╭─ Entries supplied
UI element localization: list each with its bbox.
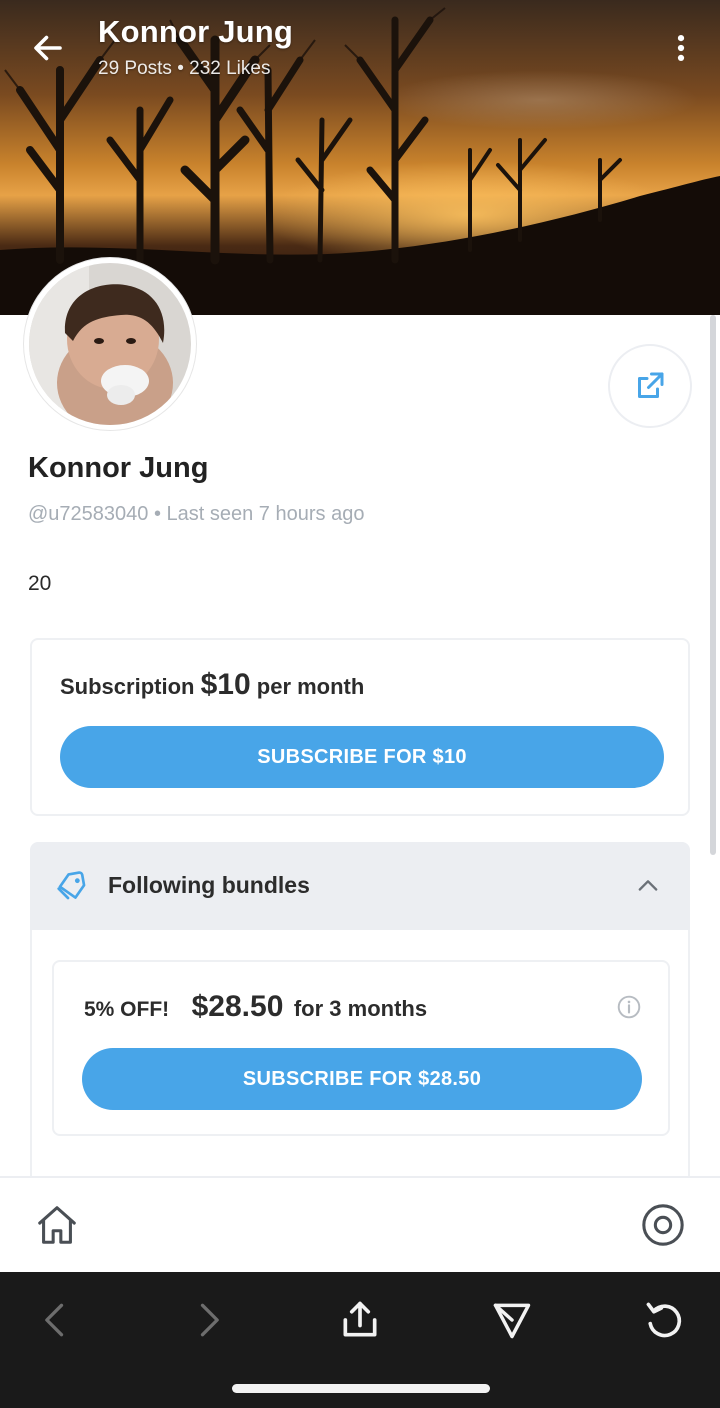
- share-button[interactable]: [608, 344, 692, 428]
- profile-handle-last-seen: @u72583040 • Last seen 7 hours ago: [28, 503, 365, 525]
- bundles-title: Following bundles: [108, 872, 310, 898]
- more-vertical-icon[interactable]: [664, 28, 698, 68]
- subscribe-button[interactable]: SUBSCRIBE FOR $10: [60, 726, 664, 788]
- profile-name: Konnor Jung: [28, 452, 209, 484]
- send-icon[interactable]: [490, 1298, 534, 1342]
- subscription-price-line: Subscription $10 per month: [60, 668, 364, 702]
- subscription-card: Subscription $10 per month SUBSCRIBE FOR…: [30, 638, 690, 816]
- arrow-left-icon[interactable]: [30, 30, 66, 66]
- subscription-period: per month: [256, 674, 365, 699]
- top-bar: Konnor Jung 29 Posts • 232 Likes: [0, 0, 720, 100]
- subscribe-bundle-button[interactable]: SUBSCRIBE FOR $28.50: [82, 1048, 642, 1110]
- avatar-photo: [29, 263, 191, 425]
- browser-toolbar: [0, 1272, 720, 1408]
- chevron-right-icon[interactable]: [186, 1298, 230, 1342]
- bundle-price: $28.50: [191, 990, 284, 1023]
- profile-bio: 20: [28, 572, 52, 595]
- header-name: Konnor Jung: [98, 14, 294, 49]
- bundle-discount: 5% OFF!: [84, 998, 170, 1021]
- bundle-card: 5% OFF! $28.50 for 3 months SUBSCRIBE FO…: [52, 960, 670, 1136]
- header-stats: 29 Posts • 232 Likes: [98, 58, 271, 79]
- subscription-label: Subscription: [60, 674, 195, 699]
- profile-icon[interactable]: [640, 1202, 686, 1248]
- bundle-period: for 3 months: [293, 996, 428, 1021]
- info-icon[interactable]: [616, 994, 642, 1020]
- bundles-list: 5% OFF! $28.50 for 3 months SUBSCRIBE FO…: [30, 930, 690, 1182]
- chevron-up-icon[interactable]: [634, 872, 662, 900]
- subscription-price: $10: [200, 668, 251, 701]
- chevron-left-icon[interactable]: [34, 1298, 78, 1342]
- home-indicator[interactable]: [232, 1384, 490, 1393]
- tag-icon: [57, 871, 86, 900]
- bundles-section: Following bundles 5% OFF! $28.50 for 3 m…: [30, 842, 690, 1182]
- share-icon: [638, 372, 664, 398]
- scrollbar[interactable]: [710, 315, 716, 855]
- upload-icon[interactable]: [338, 1298, 382, 1342]
- bundle-price-line: 5% OFF! $28.50 for 3 months: [84, 990, 427, 1024]
- bundles-header[interactable]: Following bundles: [30, 842, 690, 930]
- home-icon[interactable]: [34, 1202, 80, 1248]
- bottom-navigation: [0, 1176, 720, 1272]
- avatar[interactable]: [24, 258, 196, 430]
- reload-icon[interactable]: [642, 1298, 686, 1342]
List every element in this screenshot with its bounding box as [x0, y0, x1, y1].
╰─
** Written task **
Duplicate every line of the data above word for word, leaving out the picture.

** Output for this exercise **
UI element localization: list each with its bbox.
- share-button[interactable]: [608, 344, 692, 428]
- profile-handle-last-seen: @u72583040 • Last seen 7 hours ago: [28, 503, 365, 525]
- bundles-title: Following bundles: [108, 872, 310, 898]
- more-vertical-icon[interactable]: [664, 28, 698, 68]
- subscribe-button[interactable]: SUBSCRIBE FOR $10: [60, 726, 664, 788]
- profile-name: Konnor Jung: [28, 452, 209, 484]
- send-icon[interactable]: [490, 1298, 534, 1342]
- subscription-price-line: Subscription $10 per month: [60, 668, 364, 702]
- subscription-card: Subscription $10 per month SUBSCRIBE FOR…: [30, 638, 690, 816]
- arrow-left-icon[interactable]: [30, 30, 66, 66]
- subscription-period: per month: [256, 674, 365, 699]
- top-bar: Konnor Jung 29 Posts • 232 Likes: [0, 0, 720, 100]
- subscribe-bundle-button[interactable]: SUBSCRIBE FOR $28.50: [82, 1048, 642, 1110]
- avatar-photo: [29, 263, 191, 425]
- browser-toolbar: [0, 1272, 720, 1408]
- chevron-right-icon[interactable]: [186, 1298, 230, 1342]
- bundle-price: $28.50: [191, 990, 284, 1023]
- profile-bio: 20: [28, 572, 52, 595]
- header-name: Konnor Jung: [98, 14, 294, 49]
- bundle-discount: 5% OFF!: [84, 998, 170, 1021]
- bundle-card: 5% OFF! $28.50 for 3 months SUBSCRIBE FO…: [52, 960, 670, 1136]
- header-stats: 29 Posts • 232 Likes: [98, 58, 271, 79]
- subscription-label: Subscription: [60, 674, 195, 699]
- profile-icon[interactable]: [640, 1202, 686, 1248]
- bundle-period: for 3 months: [293, 996, 428, 1021]
- info-icon[interactable]: [616, 994, 642, 1020]
- bundles-list: 5% OFF! $28.50 for 3 months SUBSCRIBE FO…: [30, 930, 690, 1182]
- chevron-up-icon[interactable]: [634, 872, 662, 900]
- subscription-price: $10: [200, 668, 251, 701]
- chevron-left-icon[interactable]: [34, 1298, 78, 1342]
- home-indicator[interactable]: [232, 1384, 490, 1393]
- tag-icon: [57, 871, 86, 900]
- bundles-section: Following bundles 5% OFF! $28.50 for 3 m…: [30, 842, 690, 1182]
- share-icon: [638, 372, 664, 398]
- scrollbar[interactable]: [710, 315, 716, 855]
- upload-icon[interactable]: [338, 1298, 382, 1342]
- bundle-price-line: 5% OFF! $28.50 for 3 months: [84, 990, 427, 1024]
- bundles-header[interactable]: Following bundles: [30, 842, 690, 930]
- home-icon[interactable]: [34, 1202, 80, 1248]
- bottom-navigation: [0, 1176, 720, 1272]
- avatar[interactable]: [24, 258, 196, 430]
- reload-icon[interactable]: [642, 1298, 686, 1342]
List every element in this screenshot with its bounding box as [x0, y0, x1, y1].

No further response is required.